WRITTEN INSTRUCTION:
Produce an exact copy of the lines from the line containing "Output the underlying" through the last line of the entries below, and only those lines.

RECORDS FOR THIS EXERCISE:
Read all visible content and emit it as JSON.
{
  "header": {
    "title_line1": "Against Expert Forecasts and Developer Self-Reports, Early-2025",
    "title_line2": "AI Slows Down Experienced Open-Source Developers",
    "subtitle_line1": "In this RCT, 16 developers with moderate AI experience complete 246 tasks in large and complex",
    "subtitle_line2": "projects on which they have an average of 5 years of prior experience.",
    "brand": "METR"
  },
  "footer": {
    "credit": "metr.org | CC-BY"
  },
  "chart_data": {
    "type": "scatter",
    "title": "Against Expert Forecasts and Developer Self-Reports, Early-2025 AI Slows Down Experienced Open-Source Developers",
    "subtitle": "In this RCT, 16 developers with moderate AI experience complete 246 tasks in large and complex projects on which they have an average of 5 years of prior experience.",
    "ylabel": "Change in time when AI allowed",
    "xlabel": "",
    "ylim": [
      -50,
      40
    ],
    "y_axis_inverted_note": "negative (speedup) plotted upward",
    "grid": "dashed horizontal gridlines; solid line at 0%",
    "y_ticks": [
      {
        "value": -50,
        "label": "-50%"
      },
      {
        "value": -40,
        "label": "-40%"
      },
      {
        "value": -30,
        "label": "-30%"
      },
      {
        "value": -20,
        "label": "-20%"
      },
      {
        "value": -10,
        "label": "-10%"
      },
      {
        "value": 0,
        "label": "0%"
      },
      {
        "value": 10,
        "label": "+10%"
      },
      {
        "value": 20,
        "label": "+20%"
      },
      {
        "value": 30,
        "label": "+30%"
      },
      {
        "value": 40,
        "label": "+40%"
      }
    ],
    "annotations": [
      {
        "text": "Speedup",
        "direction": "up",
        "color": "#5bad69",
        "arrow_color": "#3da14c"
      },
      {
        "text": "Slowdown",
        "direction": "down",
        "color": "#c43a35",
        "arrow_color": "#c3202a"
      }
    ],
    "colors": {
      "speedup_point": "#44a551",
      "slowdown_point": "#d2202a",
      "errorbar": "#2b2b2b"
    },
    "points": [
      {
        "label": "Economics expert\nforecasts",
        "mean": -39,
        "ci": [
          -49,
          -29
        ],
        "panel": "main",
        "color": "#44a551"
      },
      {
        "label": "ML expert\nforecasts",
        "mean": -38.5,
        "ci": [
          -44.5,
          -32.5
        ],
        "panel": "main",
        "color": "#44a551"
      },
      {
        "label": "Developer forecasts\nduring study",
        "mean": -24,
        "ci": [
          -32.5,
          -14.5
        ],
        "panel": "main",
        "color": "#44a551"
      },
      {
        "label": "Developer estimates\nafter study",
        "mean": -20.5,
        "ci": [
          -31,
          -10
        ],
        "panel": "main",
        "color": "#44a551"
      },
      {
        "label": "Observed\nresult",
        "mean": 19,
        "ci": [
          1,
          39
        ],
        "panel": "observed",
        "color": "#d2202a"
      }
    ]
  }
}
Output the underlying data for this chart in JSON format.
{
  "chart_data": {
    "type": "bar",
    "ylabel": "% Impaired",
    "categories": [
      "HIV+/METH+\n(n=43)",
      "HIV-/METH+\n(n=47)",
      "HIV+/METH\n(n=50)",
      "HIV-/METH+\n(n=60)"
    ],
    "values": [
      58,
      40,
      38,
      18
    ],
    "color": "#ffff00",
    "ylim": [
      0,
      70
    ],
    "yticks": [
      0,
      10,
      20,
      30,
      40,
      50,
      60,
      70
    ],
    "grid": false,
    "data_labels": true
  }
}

PROBLEM SOLUTION:
Output the underlying data for this chart in JSON format.
{
  "chart_data": {
    "type": "bar",
    "ylabel": "% Impaired",
    "categories": [
      "HIV+/METH+\n(n=43)",
      "HIV-/METH+\n(n=47)",
      "HIV+/METH\n(n=50)",
      "HIV-/METH+\n(n=60)"
    ],
    "values": [
      58,
      40,
      38,
      18
    ],
    "color": "#ffff00",
    "ylim": [
      0,
      70
    ],
    "yticks": [
      0,
      10,
      20,
      30,
      40,
      50,
      60,
      70
    ],
    "grid": false,
    "data_labels": true
  }
}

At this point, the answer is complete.